Work to be completed: Reproduce every item below, substituting "Polygon region" for each occurrence of "Polygon shape" and leaving all other text unaltered.

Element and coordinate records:
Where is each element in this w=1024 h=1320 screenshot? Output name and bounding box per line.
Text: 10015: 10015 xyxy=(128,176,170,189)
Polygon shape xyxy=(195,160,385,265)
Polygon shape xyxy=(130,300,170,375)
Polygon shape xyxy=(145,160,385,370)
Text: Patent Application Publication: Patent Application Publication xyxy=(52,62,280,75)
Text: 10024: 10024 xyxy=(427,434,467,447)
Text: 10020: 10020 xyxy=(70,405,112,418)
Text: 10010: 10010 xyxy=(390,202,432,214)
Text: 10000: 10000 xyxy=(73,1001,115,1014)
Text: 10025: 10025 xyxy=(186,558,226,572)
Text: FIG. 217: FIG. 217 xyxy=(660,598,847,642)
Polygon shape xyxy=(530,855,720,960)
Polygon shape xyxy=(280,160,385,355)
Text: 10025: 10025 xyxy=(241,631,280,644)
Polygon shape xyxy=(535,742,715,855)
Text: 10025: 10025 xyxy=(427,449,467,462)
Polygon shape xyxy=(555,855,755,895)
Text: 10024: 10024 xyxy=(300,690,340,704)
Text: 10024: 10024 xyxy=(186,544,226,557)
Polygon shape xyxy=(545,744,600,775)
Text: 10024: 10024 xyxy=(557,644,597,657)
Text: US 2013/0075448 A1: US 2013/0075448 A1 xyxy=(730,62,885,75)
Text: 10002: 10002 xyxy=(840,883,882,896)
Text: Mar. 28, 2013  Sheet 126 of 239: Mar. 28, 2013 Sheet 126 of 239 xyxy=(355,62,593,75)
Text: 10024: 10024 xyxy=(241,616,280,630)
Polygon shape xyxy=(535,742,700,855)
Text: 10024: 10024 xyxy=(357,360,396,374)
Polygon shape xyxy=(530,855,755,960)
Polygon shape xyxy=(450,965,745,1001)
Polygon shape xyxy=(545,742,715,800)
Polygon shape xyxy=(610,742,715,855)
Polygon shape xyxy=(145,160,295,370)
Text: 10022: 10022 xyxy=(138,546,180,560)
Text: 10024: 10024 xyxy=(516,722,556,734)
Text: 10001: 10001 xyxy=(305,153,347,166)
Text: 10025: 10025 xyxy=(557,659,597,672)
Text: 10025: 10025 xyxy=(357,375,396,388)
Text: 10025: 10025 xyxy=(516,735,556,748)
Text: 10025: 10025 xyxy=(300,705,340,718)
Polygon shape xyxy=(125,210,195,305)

Completed exercise:
Where is each element in this w=1024 h=1320 screenshot? Output name and bounding box per line.
Text: 10015: 10015 xyxy=(128,176,170,189)
Polygon region xyxy=(195,160,385,265)
Polygon region xyxy=(130,300,170,375)
Polygon region xyxy=(145,160,385,370)
Text: Patent Application Publication: Patent Application Publication xyxy=(52,62,280,75)
Text: 10024: 10024 xyxy=(427,434,467,447)
Text: 10020: 10020 xyxy=(70,405,112,418)
Text: 10010: 10010 xyxy=(390,202,432,214)
Text: 10000: 10000 xyxy=(73,1001,115,1014)
Text: 10025: 10025 xyxy=(186,558,226,572)
Text: FIG. 217: FIG. 217 xyxy=(660,598,847,642)
Polygon region xyxy=(530,855,720,960)
Polygon region xyxy=(280,160,385,355)
Text: 10025: 10025 xyxy=(241,631,280,644)
Polygon region xyxy=(535,742,715,855)
Text: 10025: 10025 xyxy=(427,449,467,462)
Polygon region xyxy=(555,855,755,895)
Text: 10024: 10024 xyxy=(300,690,340,704)
Text: 10024: 10024 xyxy=(186,544,226,557)
Polygon region xyxy=(545,744,600,775)
Text: 10024: 10024 xyxy=(557,644,597,657)
Text: US 2013/0075448 A1: US 2013/0075448 A1 xyxy=(730,62,885,75)
Text: 10002: 10002 xyxy=(840,883,882,896)
Text: Mar. 28, 2013  Sheet 126 of 239: Mar. 28, 2013 Sheet 126 of 239 xyxy=(355,62,593,75)
Text: 10024: 10024 xyxy=(241,616,280,630)
Polygon region xyxy=(535,742,700,855)
Text: 10024: 10024 xyxy=(357,360,396,374)
Polygon region xyxy=(530,855,755,960)
Polygon region xyxy=(450,965,745,1001)
Polygon region xyxy=(545,742,715,800)
Polygon region xyxy=(610,742,715,855)
Polygon region xyxy=(145,160,295,370)
Text: 10022: 10022 xyxy=(138,546,180,560)
Text: 10024: 10024 xyxy=(516,722,556,734)
Text: 10001: 10001 xyxy=(305,153,347,166)
Text: 10025: 10025 xyxy=(557,659,597,672)
Text: 10025: 10025 xyxy=(357,375,396,388)
Text: 10025: 10025 xyxy=(516,735,556,748)
Text: 10025: 10025 xyxy=(300,705,340,718)
Polygon region xyxy=(125,210,195,305)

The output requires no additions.